### What is asked
Set all the material down again unchanged, without the pictures.

* Begin Entries provided *

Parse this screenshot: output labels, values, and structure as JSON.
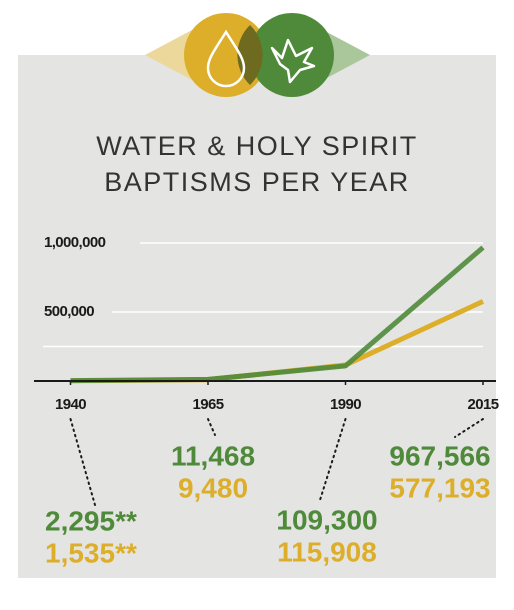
{
  "chart_data": {
    "type": "line",
    "title": [
      "WATER & HOLY SPIRIT",
      "BAPTISMS PER YEAR"
    ],
    "x": [
      1940,
      1965,
      1990,
      2015
    ],
    "xlim": [
      1935,
      2015
    ],
    "xticks": [
      1940,
      1965,
      1990,
      2015
    ],
    "ylim": [
      0,
      1000000
    ],
    "yticks": [
      {
        "value": 500000,
        "label": "500,000"
      },
      {
        "value": 1000000,
        "label": "1,000,000"
      }
    ],
    "minor_yticks": [
      250000
    ],
    "grid": true,
    "series": [
      {
        "color": "#dcae2a",
        "values": [
          1535,
          9480,
          115908,
          577193
        ],
        "value_labels": [
          "1,535**",
          "9,480",
          "115,908",
          "577,193"
        ]
      },
      {
        "color": "#4e8a3a",
        "values": [
          2295,
          11468,
          109300,
          967566
        ],
        "value_labels": [
          "2,295**",
          "11,468",
          "109,300",
          "967,566"
        ]
      }
    ]
  }
}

* End Entries provided *

### Worked solution
Parse this screenshot: output labels, values, and structure as JSON.
{
  "chart_data": {
    "type": "line",
    "title": [
      "WATER & HOLY SPIRIT",
      "BAPTISMS PER YEAR"
    ],
    "x": [
      1940,
      1965,
      1990,
      2015
    ],
    "xlim": [
      1935,
      2015
    ],
    "xticks": [
      1940,
      1965,
      1990,
      2015
    ],
    "ylim": [
      0,
      1000000
    ],
    "yticks": [
      {
        "value": 500000,
        "label": "500,000"
      },
      {
        "value": 1000000,
        "label": "1,000,000"
      }
    ],
    "minor_yticks": [
      250000
    ],
    "grid": true,
    "series": [
      {
        "color": "#dcae2a",
        "values": [
          1535,
          9480,
          115908,
          577193
        ],
        "value_labels": [
          "1,535**",
          "9,480",
          "115,908",
          "577,193"
        ]
      },
      {
        "color": "#4e8a3a",
        "values": [
          2295,
          11468,
          109300,
          967566
        ],
        "value_labels": [
          "2,295**",
          "11,468",
          "109,300",
          "967,566"
        ]
      }
    ]
  }
}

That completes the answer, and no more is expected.